I have the following questions:
1. How do I know the type of the drive I want to move? For my limited
hardware knowledge, I know there are SATA drive and IDE drive and
maybe others. The the windows machine is of type SATA, I knew this
from checking the system info.
I print out /proc/diskstats, it does not tell me the disk type.
2. After I remove the drive on the linux machine, should I do
something or Linux can automatically adjust the change? The linux is
Redhat 3.4.6-2 and kernel version is 2.6.9-42.
Thanks a lot.
Are you using the second drive for anything that the Linux install
running now will need? It sounds like you're not. How old is "old"

WHAT TO DO:
**A.** In the post about moving a drive, rewrite the paragraph beginning "1. How do I know the type of the drive" as a short list that keeps its main facts.
**B.** According to the post about moving a drive, how did the writer learn that the Windows machine is SATA?
**C.** Carry on writing the post about moving a drive from the point where it stops.
You won't need the lines that come after the post about moving a drive.

SUPPLIED DATA:
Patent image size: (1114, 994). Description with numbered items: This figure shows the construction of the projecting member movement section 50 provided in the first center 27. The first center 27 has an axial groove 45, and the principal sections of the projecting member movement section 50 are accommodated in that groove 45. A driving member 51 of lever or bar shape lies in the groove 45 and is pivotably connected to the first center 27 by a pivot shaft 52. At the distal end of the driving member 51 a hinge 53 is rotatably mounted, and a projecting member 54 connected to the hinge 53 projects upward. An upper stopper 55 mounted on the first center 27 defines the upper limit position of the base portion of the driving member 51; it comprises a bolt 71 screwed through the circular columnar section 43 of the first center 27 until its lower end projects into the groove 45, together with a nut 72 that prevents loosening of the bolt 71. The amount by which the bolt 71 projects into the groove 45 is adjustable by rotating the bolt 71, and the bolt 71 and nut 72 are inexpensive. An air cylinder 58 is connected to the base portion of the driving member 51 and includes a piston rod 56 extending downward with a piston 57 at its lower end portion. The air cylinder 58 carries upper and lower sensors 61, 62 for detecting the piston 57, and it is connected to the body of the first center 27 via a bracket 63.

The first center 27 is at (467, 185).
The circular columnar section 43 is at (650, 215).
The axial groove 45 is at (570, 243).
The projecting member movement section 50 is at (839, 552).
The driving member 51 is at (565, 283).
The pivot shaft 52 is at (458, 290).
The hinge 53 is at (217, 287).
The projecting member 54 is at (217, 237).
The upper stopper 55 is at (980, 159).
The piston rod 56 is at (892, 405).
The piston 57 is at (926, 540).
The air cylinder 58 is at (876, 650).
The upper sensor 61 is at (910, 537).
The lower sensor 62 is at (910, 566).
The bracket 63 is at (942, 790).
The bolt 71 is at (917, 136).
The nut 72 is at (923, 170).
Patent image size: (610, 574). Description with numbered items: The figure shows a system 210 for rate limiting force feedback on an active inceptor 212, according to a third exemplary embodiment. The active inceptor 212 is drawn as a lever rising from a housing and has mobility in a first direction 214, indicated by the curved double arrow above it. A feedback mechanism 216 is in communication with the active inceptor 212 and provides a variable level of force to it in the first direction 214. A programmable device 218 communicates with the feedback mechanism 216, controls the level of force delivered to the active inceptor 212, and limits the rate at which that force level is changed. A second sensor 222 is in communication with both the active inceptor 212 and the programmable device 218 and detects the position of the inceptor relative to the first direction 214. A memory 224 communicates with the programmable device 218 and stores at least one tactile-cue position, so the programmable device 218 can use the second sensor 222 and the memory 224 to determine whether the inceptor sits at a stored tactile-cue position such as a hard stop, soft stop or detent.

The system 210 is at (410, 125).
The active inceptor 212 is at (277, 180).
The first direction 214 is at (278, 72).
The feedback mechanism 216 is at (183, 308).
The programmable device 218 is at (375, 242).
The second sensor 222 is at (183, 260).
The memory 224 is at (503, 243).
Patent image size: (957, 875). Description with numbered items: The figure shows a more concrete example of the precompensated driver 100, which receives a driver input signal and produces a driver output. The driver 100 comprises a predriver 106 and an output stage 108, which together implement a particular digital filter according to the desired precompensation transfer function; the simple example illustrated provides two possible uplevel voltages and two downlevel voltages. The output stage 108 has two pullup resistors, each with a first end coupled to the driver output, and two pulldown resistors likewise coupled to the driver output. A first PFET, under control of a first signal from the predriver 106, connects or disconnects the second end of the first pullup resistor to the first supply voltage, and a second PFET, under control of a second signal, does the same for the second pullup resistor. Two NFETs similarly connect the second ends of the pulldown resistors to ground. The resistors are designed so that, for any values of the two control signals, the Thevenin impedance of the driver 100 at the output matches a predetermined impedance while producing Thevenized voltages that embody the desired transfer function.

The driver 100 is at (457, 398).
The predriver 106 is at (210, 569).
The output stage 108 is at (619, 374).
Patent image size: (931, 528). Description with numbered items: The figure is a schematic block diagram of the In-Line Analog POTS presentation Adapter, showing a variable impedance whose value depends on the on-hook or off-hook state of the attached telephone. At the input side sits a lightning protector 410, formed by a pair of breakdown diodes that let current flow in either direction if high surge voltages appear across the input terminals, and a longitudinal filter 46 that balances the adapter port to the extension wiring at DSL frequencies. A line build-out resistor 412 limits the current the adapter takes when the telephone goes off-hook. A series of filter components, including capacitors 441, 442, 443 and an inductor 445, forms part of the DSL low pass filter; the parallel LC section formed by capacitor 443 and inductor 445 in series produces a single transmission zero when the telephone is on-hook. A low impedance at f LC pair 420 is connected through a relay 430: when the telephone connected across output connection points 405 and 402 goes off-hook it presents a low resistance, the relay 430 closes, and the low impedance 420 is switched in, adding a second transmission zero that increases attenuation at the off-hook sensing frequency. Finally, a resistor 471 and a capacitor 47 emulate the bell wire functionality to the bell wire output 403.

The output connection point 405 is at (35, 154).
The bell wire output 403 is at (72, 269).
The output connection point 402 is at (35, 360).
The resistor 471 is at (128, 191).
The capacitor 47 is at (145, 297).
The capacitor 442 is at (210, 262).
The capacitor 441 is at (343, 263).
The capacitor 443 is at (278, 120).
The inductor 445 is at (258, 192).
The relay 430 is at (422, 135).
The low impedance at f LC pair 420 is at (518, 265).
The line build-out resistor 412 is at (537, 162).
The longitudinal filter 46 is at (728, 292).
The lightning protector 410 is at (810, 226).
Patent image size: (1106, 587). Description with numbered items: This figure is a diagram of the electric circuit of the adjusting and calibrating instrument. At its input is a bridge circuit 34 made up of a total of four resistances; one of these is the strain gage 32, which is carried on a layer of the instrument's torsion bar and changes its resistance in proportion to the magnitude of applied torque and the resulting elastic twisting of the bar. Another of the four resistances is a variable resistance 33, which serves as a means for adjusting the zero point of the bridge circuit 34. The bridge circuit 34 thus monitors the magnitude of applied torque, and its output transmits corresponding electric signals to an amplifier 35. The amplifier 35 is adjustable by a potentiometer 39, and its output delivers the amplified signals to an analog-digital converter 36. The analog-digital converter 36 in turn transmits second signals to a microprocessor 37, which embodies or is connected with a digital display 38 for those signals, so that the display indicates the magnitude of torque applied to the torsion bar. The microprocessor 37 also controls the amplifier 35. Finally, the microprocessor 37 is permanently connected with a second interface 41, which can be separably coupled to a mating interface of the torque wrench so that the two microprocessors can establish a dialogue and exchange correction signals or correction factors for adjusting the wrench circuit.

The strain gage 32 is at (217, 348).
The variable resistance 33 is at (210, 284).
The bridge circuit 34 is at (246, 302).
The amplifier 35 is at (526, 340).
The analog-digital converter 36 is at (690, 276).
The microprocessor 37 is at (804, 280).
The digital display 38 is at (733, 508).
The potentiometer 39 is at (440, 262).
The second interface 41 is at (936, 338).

THE RESULTS:
**A.**
- The writer asks how to tell what type the drive to be moved is.
- The writer knows of SATA and IDE drives, and maybe others.
- The Windows machine is SATA, which the writer learned from its system info.
- Printing /proc/diskstats did not show the disk type.

**B.** By checking the system info.

**C.**
for the system? Anyway, you can use kudzu -p to see the output showing
the drive type (IDE/SATA/SCSI), or just knowing one is IDE and another
might be SATA (not SCSI), you can see if it starts with an "s" instead
of an "h" (sda = sata, hda = ide, for example). Windows can't read the
Linux partition, so are you planning to format the drive? If not, and
you just want to move the disk with the data, you could consider (if
you have the room), copying the data over to the other drive on the
system, reformatting the drive/partition on the one you plan to move to
FAT/NTFS or whatever (something Windows can read), copy/move the data
back and then add it to the Windows system. You will likely have to
remove any auto-mount lines in /etc/fstab if you have the other drive
set to mount on boot. I'm unsure if I understood your question fully
though.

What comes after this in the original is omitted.